#### [Problem to work on]
Keep the pictures out of the copy and print all the entries below exactly.

☆ ☆ ☆ ☆ ☆ ☆ ☆

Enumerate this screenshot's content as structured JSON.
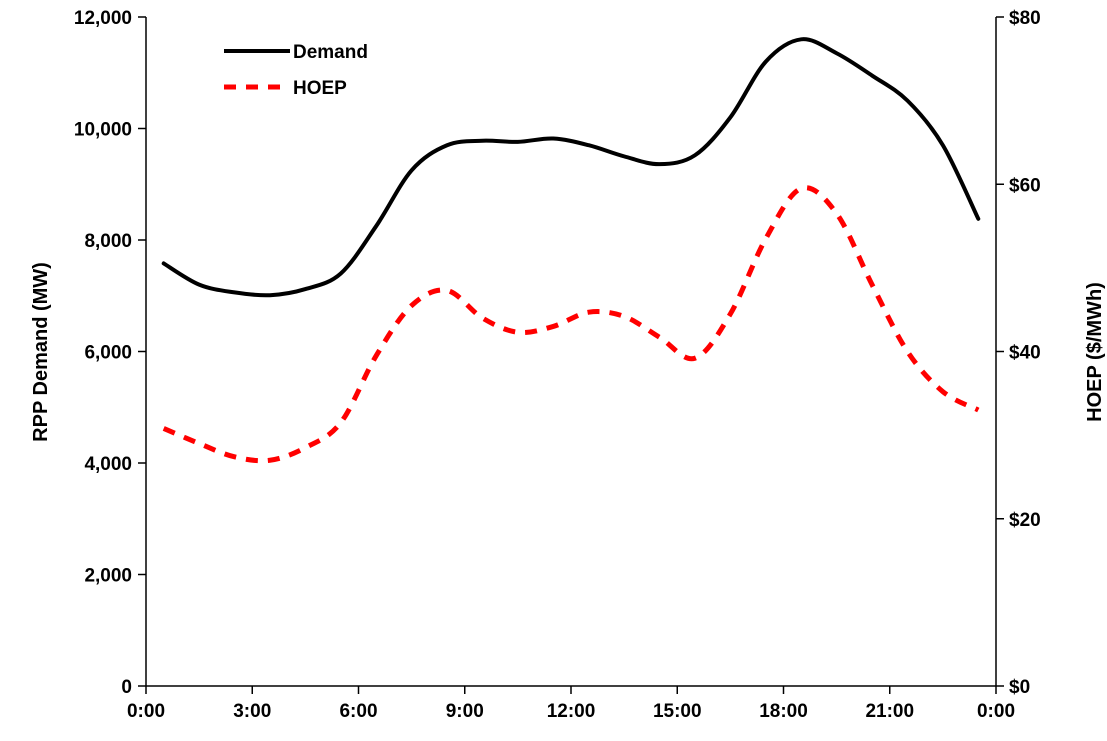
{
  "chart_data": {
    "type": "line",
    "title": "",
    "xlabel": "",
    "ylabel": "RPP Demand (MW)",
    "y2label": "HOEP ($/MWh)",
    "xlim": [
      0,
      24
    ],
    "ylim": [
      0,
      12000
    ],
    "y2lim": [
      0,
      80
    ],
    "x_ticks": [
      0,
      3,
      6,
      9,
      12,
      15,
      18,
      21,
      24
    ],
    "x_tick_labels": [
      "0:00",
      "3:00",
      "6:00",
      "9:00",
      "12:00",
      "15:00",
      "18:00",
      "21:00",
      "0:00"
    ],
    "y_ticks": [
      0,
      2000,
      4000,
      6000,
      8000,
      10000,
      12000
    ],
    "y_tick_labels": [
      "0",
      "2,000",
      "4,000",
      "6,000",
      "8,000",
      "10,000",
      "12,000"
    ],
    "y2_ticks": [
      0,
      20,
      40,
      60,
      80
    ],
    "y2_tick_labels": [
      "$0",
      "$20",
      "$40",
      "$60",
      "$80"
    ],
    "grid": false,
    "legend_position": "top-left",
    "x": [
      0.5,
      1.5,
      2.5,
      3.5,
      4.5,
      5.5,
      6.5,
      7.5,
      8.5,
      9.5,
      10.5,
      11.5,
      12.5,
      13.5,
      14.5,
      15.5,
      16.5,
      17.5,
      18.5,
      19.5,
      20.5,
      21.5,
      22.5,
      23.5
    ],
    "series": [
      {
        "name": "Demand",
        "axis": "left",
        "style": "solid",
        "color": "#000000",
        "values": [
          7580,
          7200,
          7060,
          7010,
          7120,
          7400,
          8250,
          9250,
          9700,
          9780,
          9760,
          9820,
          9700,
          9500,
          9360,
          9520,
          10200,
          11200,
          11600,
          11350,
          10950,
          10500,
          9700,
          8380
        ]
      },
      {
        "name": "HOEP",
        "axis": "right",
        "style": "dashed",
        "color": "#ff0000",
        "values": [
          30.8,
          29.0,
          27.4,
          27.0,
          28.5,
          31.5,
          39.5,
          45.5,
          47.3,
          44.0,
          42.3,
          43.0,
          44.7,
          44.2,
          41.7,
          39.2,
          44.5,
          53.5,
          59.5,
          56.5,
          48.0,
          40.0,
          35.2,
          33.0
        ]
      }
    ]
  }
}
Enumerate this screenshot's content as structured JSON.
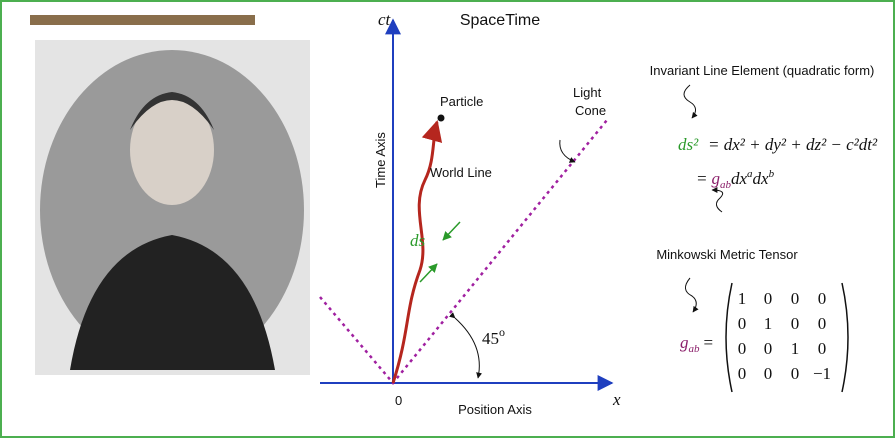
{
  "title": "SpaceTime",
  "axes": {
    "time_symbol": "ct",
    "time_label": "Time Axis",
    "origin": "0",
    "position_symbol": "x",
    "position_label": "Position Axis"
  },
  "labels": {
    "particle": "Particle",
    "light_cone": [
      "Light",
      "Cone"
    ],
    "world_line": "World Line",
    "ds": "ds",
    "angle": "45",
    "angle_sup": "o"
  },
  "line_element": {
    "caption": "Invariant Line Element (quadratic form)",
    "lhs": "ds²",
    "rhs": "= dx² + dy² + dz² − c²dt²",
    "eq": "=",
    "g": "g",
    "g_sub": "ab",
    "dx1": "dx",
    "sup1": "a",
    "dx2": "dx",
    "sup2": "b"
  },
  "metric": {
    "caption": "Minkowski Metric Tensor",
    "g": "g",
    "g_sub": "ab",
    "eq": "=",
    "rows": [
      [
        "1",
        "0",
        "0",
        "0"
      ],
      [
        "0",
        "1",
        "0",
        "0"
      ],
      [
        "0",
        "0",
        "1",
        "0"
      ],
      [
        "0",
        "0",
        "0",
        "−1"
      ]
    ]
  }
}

☆ ☆ ☆ ☆ ☆ ☆ ☆

#### [Task answer]
Enumerate this screenshot's content as structured JSON.
{
  "chart_data": {
    "type": "line",
    "title": "",
    "xlabel": "",
    "ylabel": "RPP Demand (MW)",
    "y2label": "HOEP ($/MWh)",
    "xlim": [
      0,
      24
    ],
    "ylim": [
      0,
      12000
    ],
    "y2lim": [
      0,
      80
    ],
    "x_ticks": [
      0,
      3,
      6,
      9,
      12,
      15,
      18,
      21,
      24
    ],
    "x_tick_labels": [
      "0:00",
      "3:00",
      "6:00",
      "9:00",
      "12:00",
      "15:00",
      "18:00",
      "21:00",
      "0:00"
    ],
    "y_ticks": [
      0,
      2000,
      4000,
      6000,
      8000,
      10000,
      12000
    ],
    "y_tick_labels": [
      "0",
      "2,000",
      "4,000",
      "6,000",
      "8,000",
      "10,000",
      "12,000"
    ],
    "y2_ticks": [
      0,
      20,
      40,
      60,
      80
    ],
    "y2_tick_labels": [
      "$0",
      "$20",
      "$40",
      "$60",
      "$80"
    ],
    "grid": false,
    "legend_position": "top-left",
    "x": [
      0.5,
      1.5,
      2.5,
      3.5,
      4.5,
      5.5,
      6.5,
      7.5,
      8.5,
      9.5,
      10.5,
      11.5,
      12.5,
      13.5,
      14.5,
      15.5,
      16.5,
      17.5,
      18.5,
      19.5,
      20.5,
      21.5,
      22.5,
      23.5
    ],
    "series": [
      {
        "name": "Demand",
        "axis": "left",
        "style": "solid",
        "color": "#000000",
        "values": [
          7580,
          7200,
          7060,
          7010,
          7120,
          7400,
          8250,
          9250,
          9700,
          9780,
          9760,
          9820,
          9700,
          9500,
          9360,
          9520,
          10200,
          11200,
          11600,
          11350,
          10950,
          10500,
          9700,
          8380
        ]
      },
      {
        "name": "HOEP",
        "axis": "right",
        "style": "dashed",
        "color": "#ff0000",
        "values": [
          30.8,
          29.0,
          27.4,
          27.0,
          28.5,
          31.5,
          39.5,
          45.5,
          47.3,
          44.0,
          42.3,
          43.0,
          44.7,
          44.2,
          41.7,
          39.2,
          44.5,
          53.5,
          59.5,
          56.5,
          48.0,
          40.0,
          35.2,
          33.0
        ]
      }
    ]
  }
}
Enumerate this screenshot's content as structured JSON.
{
  "title": "SpaceTime",
  "axes": {
    "time_symbol": "ct",
    "time_label": "Time Axis",
    "origin": "0",
    "position_symbol": "x",
    "position_label": "Position Axis"
  },
  "labels": {
    "particle": "Particle",
    "light_cone": [
      "Light",
      "Cone"
    ],
    "world_line": "World Line",
    "ds": "ds",
    "angle": "45",
    "angle_sup": "o"
  },
  "line_element": {
    "caption": "Invariant Line Element (quadratic form)",
    "lhs": "ds²",
    "rhs": "= dx² + dy² + dz² − c²dt²",
    "eq": "=",
    "g": "g",
    "g_sub": "ab",
    "dx1": "dx",
    "sup1": "a",
    "dx2": "dx",
    "sup2": "b"
  },
  "metric": {
    "caption": "Minkowski Metric Tensor",
    "g": "g",
    "g_sub": "ab",
    "eq": "=",
    "rows": [
      [
        "1",
        "0",
        "0",
        "0"
      ],
      [
        "0",
        "1",
        "0",
        "0"
      ],
      [
        "0",
        "0",
        "1",
        "0"
      ],
      [
        "0",
        "0",
        "0",
        "−1"
      ]
    ]
  }
}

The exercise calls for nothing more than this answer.